- _What the task asks_: Quote the data below in full, please, without altering anything.

- _Entries supplied_:
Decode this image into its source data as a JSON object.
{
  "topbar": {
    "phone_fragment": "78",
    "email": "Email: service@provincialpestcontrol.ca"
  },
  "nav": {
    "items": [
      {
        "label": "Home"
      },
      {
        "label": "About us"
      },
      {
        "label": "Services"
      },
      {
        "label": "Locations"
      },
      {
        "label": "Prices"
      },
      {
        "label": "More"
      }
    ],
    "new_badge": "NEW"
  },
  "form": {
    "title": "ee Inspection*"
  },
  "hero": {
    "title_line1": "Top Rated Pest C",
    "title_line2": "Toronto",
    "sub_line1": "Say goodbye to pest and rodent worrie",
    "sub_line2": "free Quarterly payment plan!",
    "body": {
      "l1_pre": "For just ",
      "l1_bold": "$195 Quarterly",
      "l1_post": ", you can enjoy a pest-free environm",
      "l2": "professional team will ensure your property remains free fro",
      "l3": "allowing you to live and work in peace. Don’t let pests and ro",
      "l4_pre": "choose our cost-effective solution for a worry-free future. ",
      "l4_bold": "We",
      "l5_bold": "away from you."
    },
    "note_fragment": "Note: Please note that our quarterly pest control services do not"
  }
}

- _Response to the task_:
Decode this image into its source data as a JSON object.
{
  "topbar": {
    "phone_fragment": "78",
    "email": "Email: service@provincialpestcontrol.ca"
  },
  "nav": {
    "items": [
      {
        "label": "Home"
      },
      {
        "label": "About us"
      },
      {
        "label": "Services"
      },
      {
        "label": "Locations"
      },
      {
        "label": "Prices"
      },
      {
        "label": "More"
      }
    ],
    "new_badge": "NEW"
  },
  "form": {
    "title": "ee Inspection*"
  },
  "hero": {
    "title_line1": "Top Rated Pest C",
    "title_line2": "Toronto",
    "sub_line1": "Say goodbye to pest and rodent worrie",
    "sub_line2": "free Quarterly payment plan!",
    "body": {
      "l1_pre": "For just ",
      "l1_bold": "$195 Quarterly",
      "l1_post": ", you can enjoy a pest-free environm",
      "l2": "professional team will ensure your property remains free fro",
      "l3": "allowing you to live and work in peace. Don’t let pests and ro",
      "l4_pre": "choose our cost-effective solution for a worry-free future. ",
      "l4_bold": "We",
      "l5_bold": "away from you."
    },
    "note_fragment": "Note: Please note that our quarterly pest control services do not"
  }
}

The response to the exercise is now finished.